> _WHAT IS BEING ASKED_: Out of all the lines below, count those with the word "your". Give the number only.
(begin)
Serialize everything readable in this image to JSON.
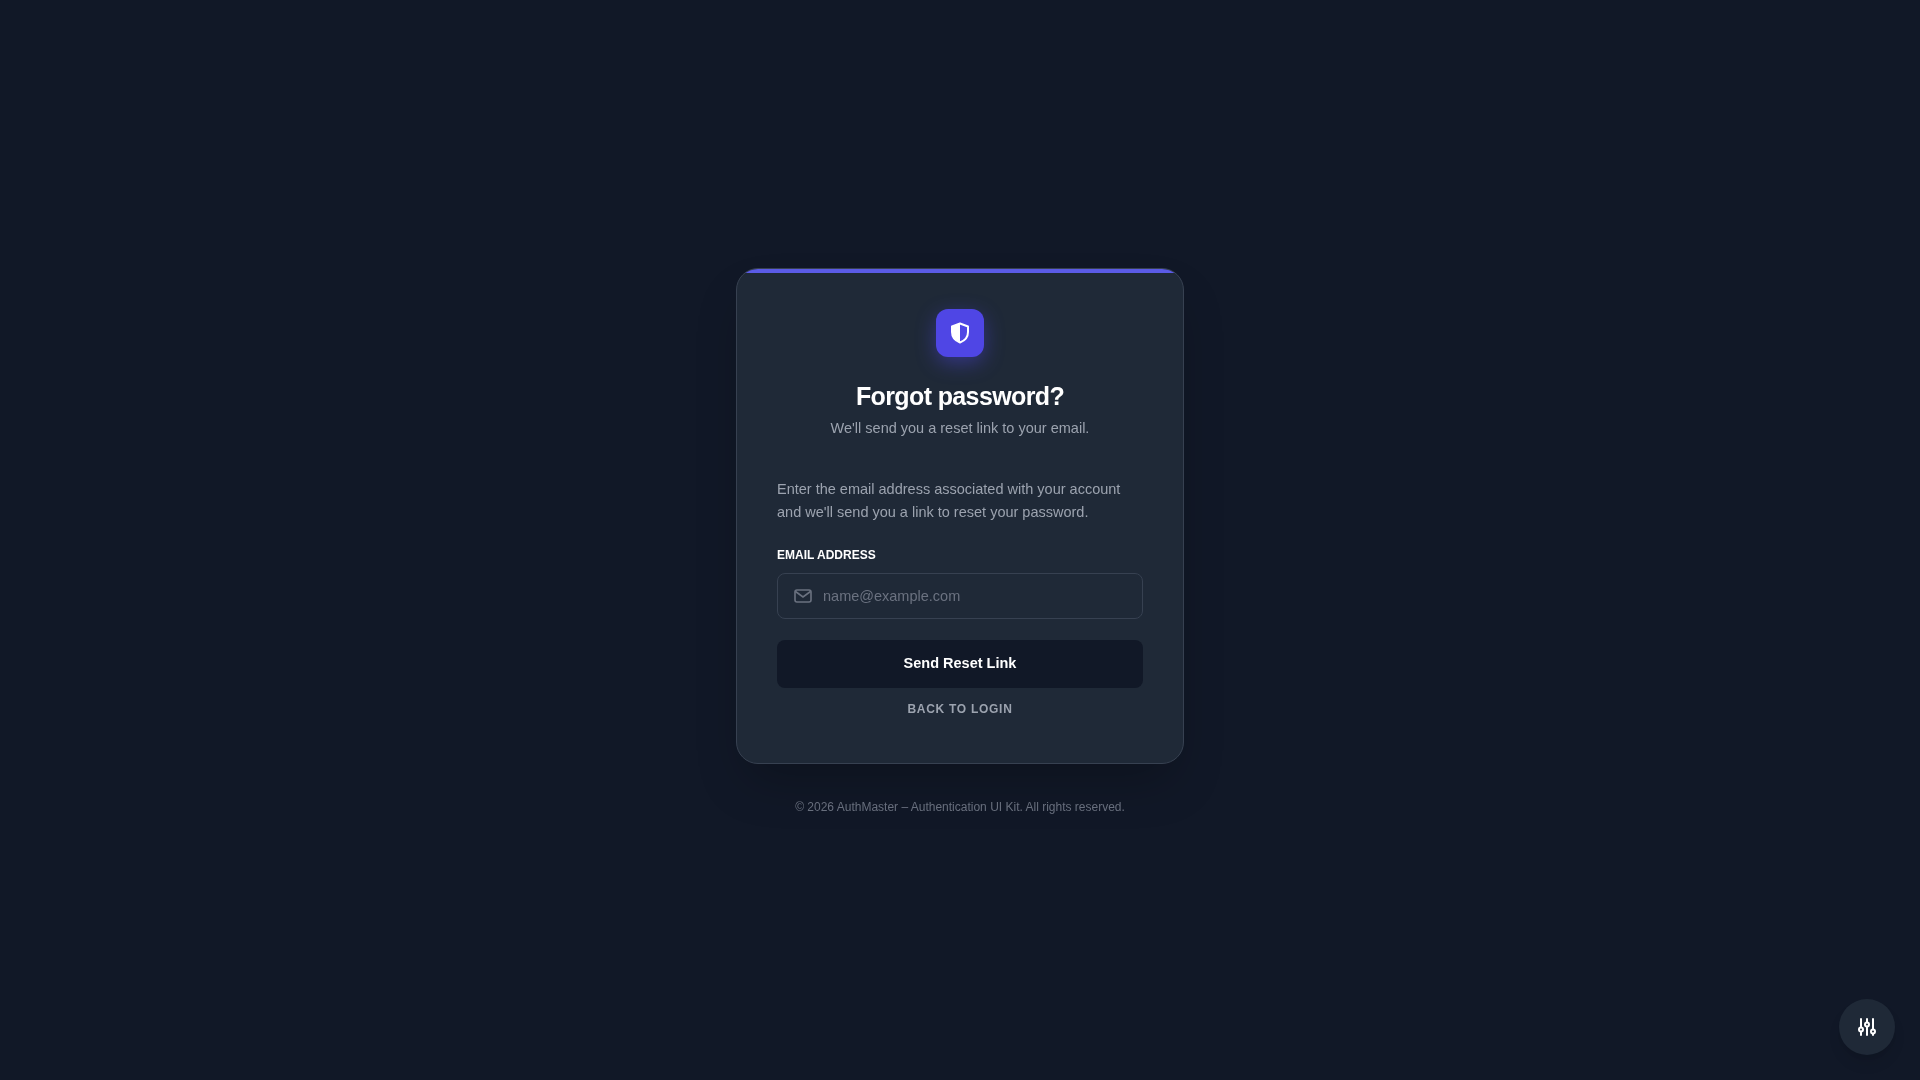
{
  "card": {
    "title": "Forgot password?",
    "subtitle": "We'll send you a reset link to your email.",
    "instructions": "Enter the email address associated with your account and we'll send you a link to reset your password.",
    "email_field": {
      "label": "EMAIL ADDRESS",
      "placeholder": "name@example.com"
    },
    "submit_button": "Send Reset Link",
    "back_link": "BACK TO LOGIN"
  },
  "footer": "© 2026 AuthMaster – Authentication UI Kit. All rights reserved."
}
(end)
> _RESPONSE_: 2